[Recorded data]
········
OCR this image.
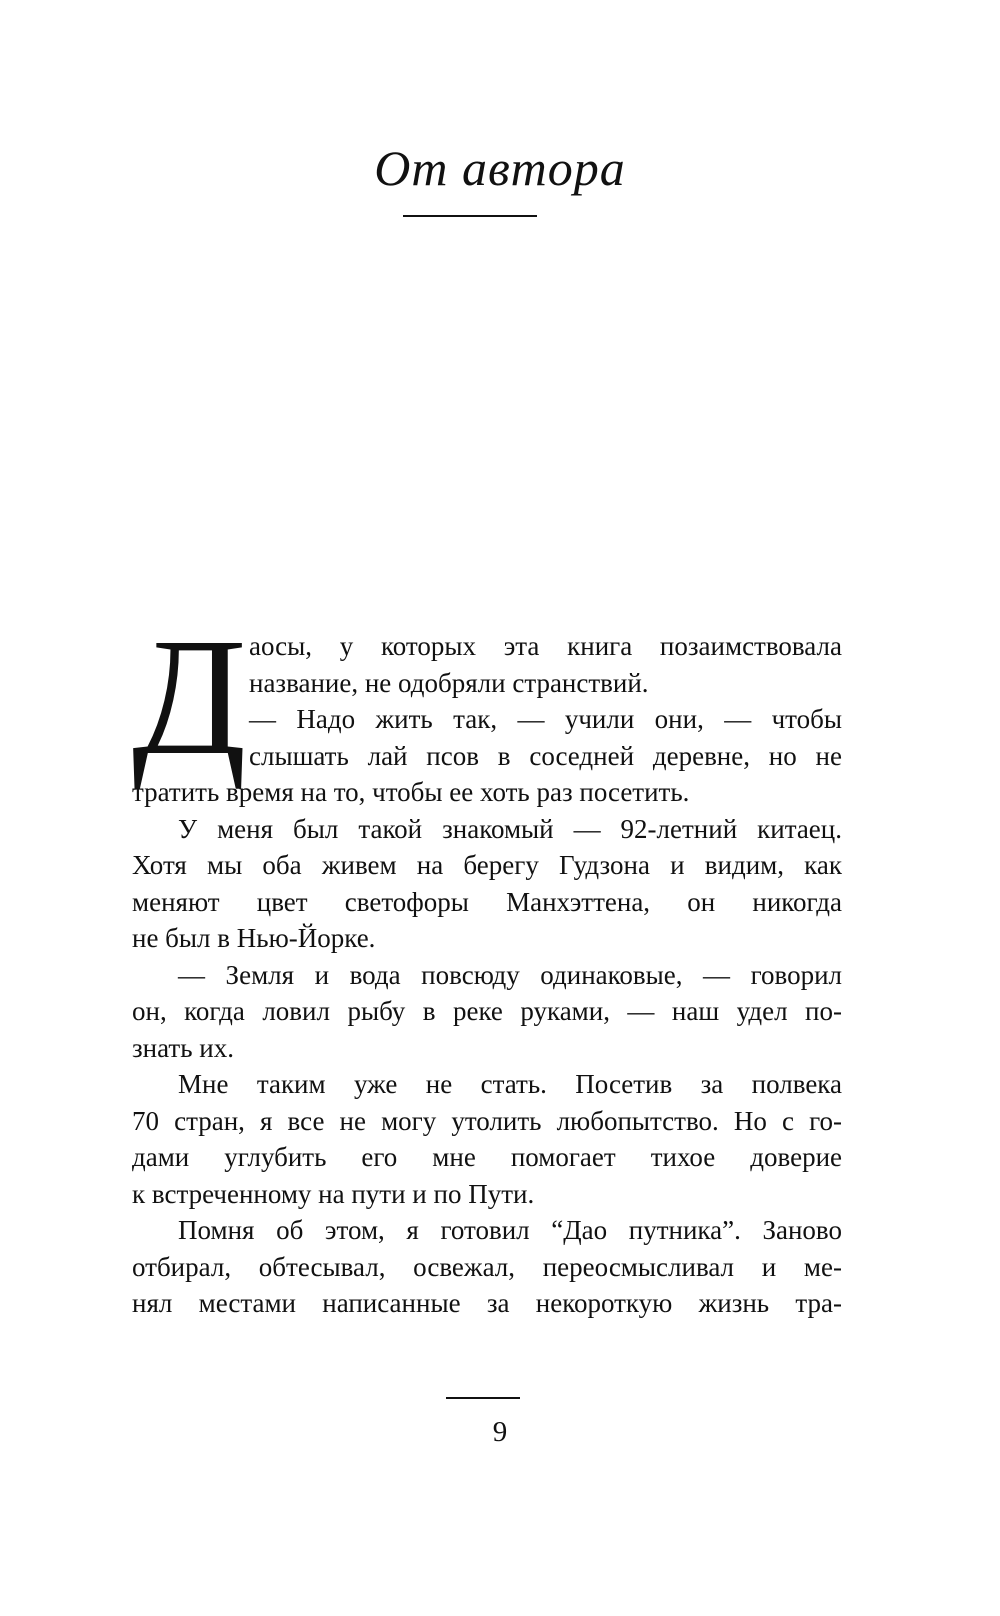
От автора
Д аосы, у которых эта книга позаимствовала
название, не одобряли странствий.
— Надо жить так, — учили они, — чтобы
слышать лай псов в соседней деревне, но не
тратить время на то, чтобы ее хоть раз посетить.
У меня был такой знакомый — 92-летний китаец.
Хотя мы оба живем на берегу Гудзона и видим, как
меняют цвет светофоры Манхэттена, он никогда
не был в Нью-Йорке.
— Земля и вода повсюду одинаковые, — говорил
он, когда ловил рыбу в реке руками, — наш удел по-
знать их.
Мне таким уже не стать. Посетив за полвека
70 стран, я все не могу утолить любопытство. Но с го-
дами углубить его мне помогает тихое доверие
к встреченному на пути и по Пути.
Помня об этом, я готовил “Дао путника”. Заново
отбирал, обтесывал, освежал, переосмысливал и ме-
нял местами написанные за некороткую жизнь тра-
9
········
> TASK DETAILS
Look through the data and show every line containing "чтобы".

> IN RESPONSE
— Надо жить так, — учили они, — чтобы
тратить время на то, чтобы ее хоть раз посетить.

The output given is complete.